* **Written task**:
Using the records below, please work out how many lines contain "name"; answer with the number alone.

* **Material to process**:
===
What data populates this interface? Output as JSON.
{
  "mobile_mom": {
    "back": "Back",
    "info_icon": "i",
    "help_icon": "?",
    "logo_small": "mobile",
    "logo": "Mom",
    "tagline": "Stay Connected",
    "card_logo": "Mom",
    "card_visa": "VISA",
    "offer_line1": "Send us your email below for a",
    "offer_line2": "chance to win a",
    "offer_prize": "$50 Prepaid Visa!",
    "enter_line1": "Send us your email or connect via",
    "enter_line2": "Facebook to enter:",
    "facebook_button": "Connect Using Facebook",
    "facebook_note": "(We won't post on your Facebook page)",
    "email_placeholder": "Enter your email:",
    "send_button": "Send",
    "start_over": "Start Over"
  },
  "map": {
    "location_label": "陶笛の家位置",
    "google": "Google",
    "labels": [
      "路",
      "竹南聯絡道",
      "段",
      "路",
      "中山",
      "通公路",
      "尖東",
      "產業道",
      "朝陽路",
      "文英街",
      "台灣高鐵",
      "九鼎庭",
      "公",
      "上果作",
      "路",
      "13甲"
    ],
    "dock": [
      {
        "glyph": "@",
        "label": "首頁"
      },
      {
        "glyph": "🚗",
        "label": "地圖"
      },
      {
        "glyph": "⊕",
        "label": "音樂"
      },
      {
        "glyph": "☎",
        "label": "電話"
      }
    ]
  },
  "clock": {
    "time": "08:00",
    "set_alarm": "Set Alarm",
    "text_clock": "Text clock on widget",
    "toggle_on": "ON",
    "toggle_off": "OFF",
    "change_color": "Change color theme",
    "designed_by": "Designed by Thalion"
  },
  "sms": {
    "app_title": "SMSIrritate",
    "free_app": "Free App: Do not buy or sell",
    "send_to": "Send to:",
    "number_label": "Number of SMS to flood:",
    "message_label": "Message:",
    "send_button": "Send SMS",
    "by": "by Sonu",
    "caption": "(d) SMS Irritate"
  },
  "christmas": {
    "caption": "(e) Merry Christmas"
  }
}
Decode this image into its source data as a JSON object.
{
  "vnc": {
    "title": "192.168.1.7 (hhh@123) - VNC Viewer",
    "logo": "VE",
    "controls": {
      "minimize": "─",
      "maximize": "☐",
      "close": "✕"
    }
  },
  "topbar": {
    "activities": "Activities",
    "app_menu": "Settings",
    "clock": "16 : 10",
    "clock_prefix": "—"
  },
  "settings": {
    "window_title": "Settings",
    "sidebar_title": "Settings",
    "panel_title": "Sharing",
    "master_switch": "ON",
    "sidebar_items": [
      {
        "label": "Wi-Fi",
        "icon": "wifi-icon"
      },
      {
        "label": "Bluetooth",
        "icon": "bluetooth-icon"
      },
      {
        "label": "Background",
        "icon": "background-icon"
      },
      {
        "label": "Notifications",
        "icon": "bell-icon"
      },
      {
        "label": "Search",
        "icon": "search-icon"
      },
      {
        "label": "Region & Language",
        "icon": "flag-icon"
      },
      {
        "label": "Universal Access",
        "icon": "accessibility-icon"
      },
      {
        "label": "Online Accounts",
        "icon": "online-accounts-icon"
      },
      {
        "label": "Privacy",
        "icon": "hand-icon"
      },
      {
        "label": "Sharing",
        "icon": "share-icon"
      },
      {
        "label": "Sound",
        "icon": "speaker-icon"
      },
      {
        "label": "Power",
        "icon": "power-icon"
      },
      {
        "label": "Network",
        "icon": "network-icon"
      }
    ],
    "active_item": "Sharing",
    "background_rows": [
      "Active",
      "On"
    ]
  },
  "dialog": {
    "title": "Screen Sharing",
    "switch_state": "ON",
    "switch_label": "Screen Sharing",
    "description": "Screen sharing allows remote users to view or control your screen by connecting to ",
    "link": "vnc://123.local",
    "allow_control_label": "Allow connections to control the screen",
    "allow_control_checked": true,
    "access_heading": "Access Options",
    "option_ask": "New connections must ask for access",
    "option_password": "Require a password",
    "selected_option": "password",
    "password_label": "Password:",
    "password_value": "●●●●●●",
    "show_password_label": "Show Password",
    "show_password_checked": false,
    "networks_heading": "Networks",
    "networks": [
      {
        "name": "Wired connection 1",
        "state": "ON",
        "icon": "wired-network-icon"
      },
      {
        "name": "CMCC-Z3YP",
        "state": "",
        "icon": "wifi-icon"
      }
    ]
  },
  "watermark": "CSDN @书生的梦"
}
===
* **Answer to this task**:
2